Reproduce the rows below line for line without changing anything, and leave the pictures out of your answer.
— Begin STORED DATA —
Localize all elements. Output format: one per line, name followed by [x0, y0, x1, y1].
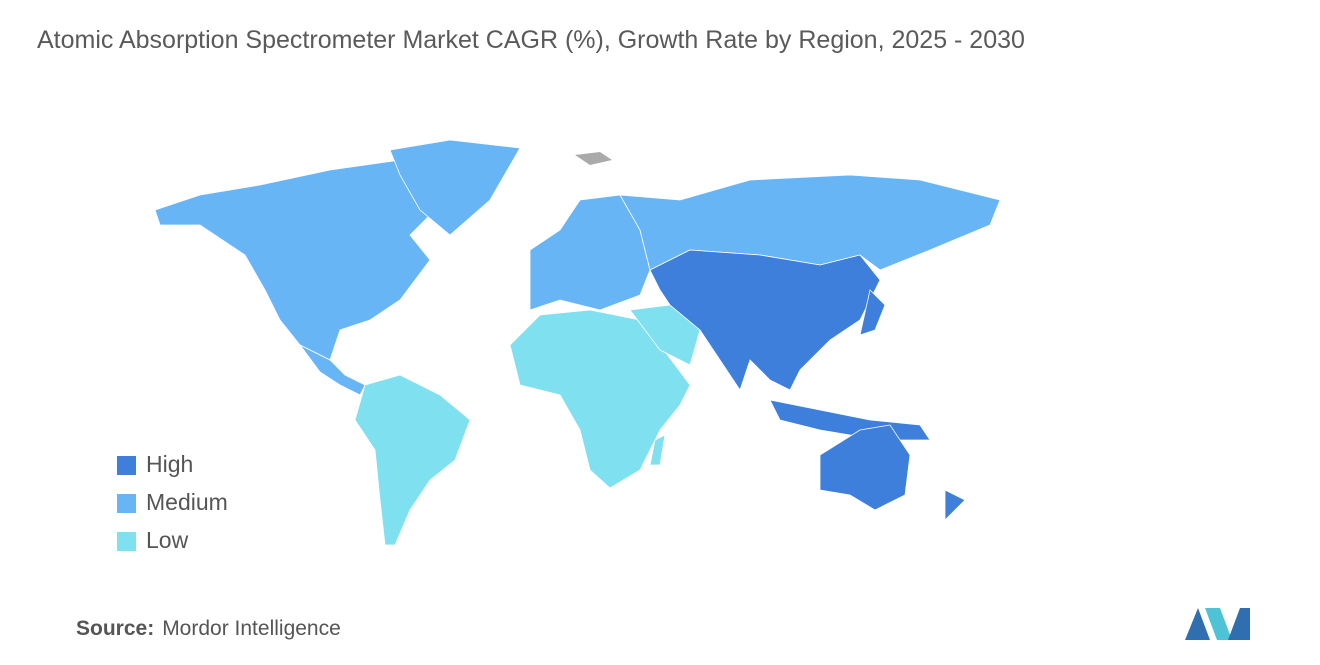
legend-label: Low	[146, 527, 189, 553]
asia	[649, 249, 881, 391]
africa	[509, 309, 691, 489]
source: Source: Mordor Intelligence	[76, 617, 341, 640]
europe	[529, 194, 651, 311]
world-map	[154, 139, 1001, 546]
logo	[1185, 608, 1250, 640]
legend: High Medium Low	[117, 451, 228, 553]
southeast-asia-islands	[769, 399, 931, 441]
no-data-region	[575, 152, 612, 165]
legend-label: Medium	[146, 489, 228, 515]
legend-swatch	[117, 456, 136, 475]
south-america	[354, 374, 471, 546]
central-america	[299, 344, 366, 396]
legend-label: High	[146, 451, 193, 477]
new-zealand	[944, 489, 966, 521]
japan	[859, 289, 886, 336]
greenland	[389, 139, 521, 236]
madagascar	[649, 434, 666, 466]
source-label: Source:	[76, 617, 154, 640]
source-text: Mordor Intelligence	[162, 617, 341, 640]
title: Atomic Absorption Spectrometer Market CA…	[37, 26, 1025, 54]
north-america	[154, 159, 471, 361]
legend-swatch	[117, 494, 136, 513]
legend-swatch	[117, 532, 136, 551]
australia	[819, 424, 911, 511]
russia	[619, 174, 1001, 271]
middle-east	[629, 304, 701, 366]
— End STORED DATA —
**RESULT OF THIS TASK**:
Localize all elements. Output format: one per line, name followed by [x0, y0, x1, y1].
legend-label: Low	[146, 527, 189, 553]
asia	[649, 249, 881, 391]
africa	[509, 309, 691, 489]
source: Source: Mordor Intelligence	[76, 617, 341, 640]
europe	[529, 194, 651, 311]
world-map	[154, 139, 1001, 546]
logo	[1185, 608, 1250, 640]
legend: High Medium Low	[117, 451, 228, 553]
southeast-asia-islands	[769, 399, 931, 441]
no-data-region	[575, 152, 612, 165]
legend-label: Medium	[146, 489, 228, 515]
legend-swatch	[117, 456, 136, 475]
south-america	[354, 374, 471, 546]
central-america	[299, 344, 366, 396]
legend-label: High	[146, 451, 193, 477]
new-zealand	[944, 489, 966, 521]
japan	[859, 289, 886, 336]
greenland	[389, 139, 521, 236]
madagascar	[649, 434, 666, 466]
source-label: Source:	[76, 617, 154, 640]
source-text: Mordor Intelligence	[162, 617, 341, 640]
title: Atomic Absorption Spectrometer Market CA…	[37, 26, 1025, 54]
north-america	[154, 159, 471, 361]
legend-swatch	[117, 494, 136, 513]
legend-swatch	[117, 532, 136, 551]
australia	[819, 424, 911, 511]
russia	[619, 174, 1001, 271]
middle-east	[629, 304, 701, 366]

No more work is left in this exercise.